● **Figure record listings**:
--*--
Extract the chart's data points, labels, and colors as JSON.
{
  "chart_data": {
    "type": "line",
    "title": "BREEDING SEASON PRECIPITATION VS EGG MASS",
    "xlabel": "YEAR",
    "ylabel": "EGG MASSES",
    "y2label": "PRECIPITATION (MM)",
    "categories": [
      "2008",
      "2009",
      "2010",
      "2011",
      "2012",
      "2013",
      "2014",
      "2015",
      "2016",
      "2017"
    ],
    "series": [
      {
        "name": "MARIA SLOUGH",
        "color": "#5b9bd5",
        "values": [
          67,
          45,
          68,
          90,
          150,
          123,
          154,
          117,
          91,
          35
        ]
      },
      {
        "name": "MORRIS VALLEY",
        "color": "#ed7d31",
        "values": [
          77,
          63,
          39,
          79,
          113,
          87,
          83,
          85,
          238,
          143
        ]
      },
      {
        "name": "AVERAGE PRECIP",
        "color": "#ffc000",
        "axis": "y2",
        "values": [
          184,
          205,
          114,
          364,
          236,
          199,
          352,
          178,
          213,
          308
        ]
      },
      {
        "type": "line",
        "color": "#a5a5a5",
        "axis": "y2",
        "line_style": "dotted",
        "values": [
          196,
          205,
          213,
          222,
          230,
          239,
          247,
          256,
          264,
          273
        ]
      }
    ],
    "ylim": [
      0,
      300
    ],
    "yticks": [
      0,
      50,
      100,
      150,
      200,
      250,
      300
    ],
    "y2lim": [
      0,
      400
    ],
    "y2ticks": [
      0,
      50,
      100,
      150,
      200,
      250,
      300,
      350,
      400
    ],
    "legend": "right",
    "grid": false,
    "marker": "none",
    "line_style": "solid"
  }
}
--*--
● **Work instructions**: For each line of the entries that includes "name", show that line.

● **Task response**:
        "name": "MARIA SLOUGH",
        "name": "MORRIS VALLEY",
        "name": "AVERAGE PRECIP",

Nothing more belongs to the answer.